● Job
Copy every line of the following data that includes the string "Сторонами".

>> BEGIN Data rows

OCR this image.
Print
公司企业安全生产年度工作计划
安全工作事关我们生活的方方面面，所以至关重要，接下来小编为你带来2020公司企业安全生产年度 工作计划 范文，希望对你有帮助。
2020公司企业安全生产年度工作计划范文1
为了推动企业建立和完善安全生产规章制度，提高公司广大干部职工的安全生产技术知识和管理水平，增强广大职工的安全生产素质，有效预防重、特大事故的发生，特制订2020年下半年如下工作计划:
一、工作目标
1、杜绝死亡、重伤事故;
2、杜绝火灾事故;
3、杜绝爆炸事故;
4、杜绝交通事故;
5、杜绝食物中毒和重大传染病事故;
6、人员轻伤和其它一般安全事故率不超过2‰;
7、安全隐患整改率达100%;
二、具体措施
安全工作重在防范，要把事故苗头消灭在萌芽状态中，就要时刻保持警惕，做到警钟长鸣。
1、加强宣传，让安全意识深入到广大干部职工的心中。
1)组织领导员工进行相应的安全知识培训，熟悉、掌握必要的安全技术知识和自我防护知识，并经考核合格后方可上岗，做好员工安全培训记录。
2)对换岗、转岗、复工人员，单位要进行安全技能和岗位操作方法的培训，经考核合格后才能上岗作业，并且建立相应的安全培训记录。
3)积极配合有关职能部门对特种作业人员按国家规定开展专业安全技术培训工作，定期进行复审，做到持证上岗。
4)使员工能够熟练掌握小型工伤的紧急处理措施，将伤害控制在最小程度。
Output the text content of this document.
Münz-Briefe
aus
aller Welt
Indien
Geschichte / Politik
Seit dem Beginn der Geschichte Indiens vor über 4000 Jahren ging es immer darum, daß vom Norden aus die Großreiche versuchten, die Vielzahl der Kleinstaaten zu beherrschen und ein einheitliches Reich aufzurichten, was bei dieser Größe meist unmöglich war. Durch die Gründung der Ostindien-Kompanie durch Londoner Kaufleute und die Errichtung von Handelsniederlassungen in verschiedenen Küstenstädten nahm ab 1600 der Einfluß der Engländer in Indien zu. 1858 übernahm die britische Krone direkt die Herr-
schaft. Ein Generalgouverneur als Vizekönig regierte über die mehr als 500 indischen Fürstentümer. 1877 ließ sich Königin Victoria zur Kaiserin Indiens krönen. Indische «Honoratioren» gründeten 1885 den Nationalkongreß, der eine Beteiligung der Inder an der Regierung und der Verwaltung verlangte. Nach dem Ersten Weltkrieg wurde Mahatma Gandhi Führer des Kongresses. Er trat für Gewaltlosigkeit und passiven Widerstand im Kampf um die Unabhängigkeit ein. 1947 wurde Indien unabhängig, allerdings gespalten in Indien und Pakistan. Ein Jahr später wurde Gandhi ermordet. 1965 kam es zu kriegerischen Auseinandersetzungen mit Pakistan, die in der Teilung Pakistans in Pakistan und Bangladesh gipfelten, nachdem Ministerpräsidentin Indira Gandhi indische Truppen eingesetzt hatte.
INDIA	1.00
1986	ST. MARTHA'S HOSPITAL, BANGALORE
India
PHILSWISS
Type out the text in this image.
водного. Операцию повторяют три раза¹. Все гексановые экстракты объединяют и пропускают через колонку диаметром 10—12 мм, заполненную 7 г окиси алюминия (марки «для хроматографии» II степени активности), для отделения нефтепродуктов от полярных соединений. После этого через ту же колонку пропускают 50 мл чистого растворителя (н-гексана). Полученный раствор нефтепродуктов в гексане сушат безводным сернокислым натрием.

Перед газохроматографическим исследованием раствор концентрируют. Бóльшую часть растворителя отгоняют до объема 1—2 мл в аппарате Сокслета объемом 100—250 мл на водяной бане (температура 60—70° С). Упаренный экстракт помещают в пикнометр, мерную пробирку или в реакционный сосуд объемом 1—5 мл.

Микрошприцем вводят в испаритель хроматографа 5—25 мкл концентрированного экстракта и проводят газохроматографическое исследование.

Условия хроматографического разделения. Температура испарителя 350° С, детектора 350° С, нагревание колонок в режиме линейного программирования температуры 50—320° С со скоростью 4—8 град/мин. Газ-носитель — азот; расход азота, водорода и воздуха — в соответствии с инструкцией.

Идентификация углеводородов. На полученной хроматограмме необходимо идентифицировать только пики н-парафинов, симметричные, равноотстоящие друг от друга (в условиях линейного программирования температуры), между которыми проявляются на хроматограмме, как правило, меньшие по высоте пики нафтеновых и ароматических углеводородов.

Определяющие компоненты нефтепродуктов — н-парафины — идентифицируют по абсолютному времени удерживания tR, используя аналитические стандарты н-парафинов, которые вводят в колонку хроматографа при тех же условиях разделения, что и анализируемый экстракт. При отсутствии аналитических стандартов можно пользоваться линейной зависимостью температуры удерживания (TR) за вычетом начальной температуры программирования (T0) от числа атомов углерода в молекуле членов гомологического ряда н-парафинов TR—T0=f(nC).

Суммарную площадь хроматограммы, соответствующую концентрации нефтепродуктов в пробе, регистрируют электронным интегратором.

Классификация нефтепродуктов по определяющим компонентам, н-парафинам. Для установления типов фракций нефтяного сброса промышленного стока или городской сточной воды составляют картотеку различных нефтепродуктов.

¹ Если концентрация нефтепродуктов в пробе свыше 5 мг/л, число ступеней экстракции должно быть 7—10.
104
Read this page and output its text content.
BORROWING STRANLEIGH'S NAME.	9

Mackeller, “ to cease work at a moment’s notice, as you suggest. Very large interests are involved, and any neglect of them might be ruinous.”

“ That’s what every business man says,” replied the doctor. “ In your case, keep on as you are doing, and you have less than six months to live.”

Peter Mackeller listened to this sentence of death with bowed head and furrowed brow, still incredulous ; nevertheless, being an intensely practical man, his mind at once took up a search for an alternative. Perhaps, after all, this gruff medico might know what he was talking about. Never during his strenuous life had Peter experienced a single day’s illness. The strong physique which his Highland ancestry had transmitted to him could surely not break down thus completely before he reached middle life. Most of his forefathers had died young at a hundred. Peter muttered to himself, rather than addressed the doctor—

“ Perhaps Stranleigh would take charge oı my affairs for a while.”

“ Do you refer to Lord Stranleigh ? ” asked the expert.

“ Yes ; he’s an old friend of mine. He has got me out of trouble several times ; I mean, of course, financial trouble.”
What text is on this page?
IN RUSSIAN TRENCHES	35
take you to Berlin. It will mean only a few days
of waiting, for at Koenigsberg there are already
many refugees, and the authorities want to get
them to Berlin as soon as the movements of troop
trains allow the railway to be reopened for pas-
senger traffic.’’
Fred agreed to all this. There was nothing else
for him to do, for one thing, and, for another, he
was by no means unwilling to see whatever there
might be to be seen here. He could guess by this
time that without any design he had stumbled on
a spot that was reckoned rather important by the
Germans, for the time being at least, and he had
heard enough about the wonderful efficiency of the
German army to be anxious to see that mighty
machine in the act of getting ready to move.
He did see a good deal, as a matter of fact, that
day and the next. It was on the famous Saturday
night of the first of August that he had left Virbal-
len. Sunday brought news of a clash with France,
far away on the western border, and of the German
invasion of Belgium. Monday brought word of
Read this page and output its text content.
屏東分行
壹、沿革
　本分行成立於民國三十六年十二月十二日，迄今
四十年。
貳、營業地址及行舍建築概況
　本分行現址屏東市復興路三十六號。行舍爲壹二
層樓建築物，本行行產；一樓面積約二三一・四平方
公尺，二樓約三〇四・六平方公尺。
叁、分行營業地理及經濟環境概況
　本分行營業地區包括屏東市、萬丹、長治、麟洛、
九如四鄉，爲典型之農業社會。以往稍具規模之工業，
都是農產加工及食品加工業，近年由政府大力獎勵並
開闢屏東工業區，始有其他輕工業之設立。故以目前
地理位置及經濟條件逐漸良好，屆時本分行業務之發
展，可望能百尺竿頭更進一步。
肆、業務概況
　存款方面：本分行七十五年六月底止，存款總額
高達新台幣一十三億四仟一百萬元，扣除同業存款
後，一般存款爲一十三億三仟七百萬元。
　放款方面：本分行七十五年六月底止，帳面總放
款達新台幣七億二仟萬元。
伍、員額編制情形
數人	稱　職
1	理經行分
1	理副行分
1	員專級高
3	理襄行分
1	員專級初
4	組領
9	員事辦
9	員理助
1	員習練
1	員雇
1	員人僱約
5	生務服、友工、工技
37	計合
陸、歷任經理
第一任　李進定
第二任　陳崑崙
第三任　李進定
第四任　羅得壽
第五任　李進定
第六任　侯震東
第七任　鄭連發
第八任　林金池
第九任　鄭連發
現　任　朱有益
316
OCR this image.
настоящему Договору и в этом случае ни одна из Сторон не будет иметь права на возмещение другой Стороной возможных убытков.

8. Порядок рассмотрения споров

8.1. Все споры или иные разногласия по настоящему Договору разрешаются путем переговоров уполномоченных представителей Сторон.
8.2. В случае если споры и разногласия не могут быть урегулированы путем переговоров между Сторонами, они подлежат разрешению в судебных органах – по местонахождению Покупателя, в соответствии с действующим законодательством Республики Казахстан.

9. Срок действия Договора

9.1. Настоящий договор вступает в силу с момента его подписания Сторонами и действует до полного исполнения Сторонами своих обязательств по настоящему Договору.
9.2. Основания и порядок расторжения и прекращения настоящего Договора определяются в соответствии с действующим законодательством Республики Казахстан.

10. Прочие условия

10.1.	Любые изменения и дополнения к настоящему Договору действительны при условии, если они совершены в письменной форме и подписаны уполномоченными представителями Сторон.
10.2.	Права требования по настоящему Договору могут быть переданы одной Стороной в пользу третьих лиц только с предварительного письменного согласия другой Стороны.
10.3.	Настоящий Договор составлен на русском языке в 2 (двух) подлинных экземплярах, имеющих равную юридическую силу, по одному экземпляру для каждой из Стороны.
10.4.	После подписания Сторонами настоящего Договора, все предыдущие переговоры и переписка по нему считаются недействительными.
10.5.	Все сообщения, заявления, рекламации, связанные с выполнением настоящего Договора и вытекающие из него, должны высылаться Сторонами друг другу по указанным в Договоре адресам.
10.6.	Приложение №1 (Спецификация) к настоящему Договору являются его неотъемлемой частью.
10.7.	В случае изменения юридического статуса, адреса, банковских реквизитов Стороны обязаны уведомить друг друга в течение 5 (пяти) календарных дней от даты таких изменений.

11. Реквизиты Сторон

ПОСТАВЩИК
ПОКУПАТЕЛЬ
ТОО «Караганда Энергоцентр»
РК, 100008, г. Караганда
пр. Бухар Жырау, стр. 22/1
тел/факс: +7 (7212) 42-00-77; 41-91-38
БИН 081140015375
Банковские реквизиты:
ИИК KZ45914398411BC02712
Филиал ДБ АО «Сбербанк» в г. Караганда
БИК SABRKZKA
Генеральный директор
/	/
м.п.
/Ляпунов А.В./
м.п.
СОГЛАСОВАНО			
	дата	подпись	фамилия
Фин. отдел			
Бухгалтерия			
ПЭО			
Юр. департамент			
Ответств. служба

>> END Data rows

● Solution to the exercise
8.2. В случае если споры и разногласия не могут быть урегулированы путем переговоров между Сторонами, они подлежат разрешению в судебных органах – по местонахождению Покупателя, в соответствии с действующим законодательством Республики Казахстан.
9.1. Настоящий договор вступает в силу с момента его подписания Сторонами и действует до полного исполнения Сторонами своих обязательств по настоящему Договору.
10.4.	После подписания Сторонами настоящего Договора, все предыдущие переговоры и переписка по нему считаются недействительными.
10.5.	Все сообщения, заявления, рекламации, связанные с выполнением настоящего Договора и вытекающие из него, должны высылаться Сторонами друг другу по указанным в Договоре адресам.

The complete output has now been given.